> ENTRIES:
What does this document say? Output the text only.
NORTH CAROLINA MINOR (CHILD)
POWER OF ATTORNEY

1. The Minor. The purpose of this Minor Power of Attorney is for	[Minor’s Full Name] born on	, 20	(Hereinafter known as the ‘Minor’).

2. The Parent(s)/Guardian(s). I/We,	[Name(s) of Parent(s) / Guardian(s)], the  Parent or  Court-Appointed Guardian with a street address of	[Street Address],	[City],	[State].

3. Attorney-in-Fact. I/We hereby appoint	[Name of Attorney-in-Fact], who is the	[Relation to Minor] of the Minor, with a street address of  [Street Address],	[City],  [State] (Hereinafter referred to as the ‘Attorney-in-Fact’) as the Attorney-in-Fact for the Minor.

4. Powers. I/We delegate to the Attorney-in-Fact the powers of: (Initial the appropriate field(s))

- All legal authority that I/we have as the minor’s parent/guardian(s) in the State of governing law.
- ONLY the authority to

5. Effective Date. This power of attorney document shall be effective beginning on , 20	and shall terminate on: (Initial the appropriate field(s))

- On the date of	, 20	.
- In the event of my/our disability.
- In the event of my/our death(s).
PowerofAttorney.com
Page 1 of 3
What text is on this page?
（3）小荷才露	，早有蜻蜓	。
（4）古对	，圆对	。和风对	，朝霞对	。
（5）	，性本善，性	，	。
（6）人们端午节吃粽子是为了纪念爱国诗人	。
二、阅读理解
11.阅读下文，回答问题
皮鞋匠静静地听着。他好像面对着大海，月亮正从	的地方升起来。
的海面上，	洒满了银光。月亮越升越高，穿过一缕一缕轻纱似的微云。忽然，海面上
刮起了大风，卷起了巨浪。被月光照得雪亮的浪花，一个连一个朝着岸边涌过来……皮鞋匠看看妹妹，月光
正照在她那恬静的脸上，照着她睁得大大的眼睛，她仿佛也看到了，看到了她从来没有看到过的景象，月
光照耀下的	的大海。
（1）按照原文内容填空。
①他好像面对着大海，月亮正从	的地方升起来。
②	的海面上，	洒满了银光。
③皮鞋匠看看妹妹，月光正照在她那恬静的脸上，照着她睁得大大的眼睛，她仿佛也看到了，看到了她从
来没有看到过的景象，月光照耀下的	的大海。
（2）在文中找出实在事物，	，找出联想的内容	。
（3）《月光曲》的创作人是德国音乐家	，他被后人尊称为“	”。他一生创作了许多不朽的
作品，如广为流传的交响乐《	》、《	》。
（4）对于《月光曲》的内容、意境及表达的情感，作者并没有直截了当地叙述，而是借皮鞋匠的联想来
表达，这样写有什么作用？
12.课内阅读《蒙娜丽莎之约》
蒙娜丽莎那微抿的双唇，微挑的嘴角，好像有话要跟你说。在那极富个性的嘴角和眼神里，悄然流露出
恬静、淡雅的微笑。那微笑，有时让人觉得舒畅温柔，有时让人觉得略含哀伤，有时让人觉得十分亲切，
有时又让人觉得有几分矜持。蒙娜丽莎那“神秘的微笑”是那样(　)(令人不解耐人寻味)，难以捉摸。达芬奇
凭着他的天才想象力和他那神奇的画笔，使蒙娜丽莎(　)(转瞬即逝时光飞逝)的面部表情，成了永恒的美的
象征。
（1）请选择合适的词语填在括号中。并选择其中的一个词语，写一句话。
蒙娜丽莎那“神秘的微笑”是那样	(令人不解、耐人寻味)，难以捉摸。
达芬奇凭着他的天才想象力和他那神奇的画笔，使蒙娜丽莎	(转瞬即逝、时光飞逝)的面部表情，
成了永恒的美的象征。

> JOB:
Report the number of lines that contain "Name", with no other words.

> RESULT FOR THIS EXERCISE:
3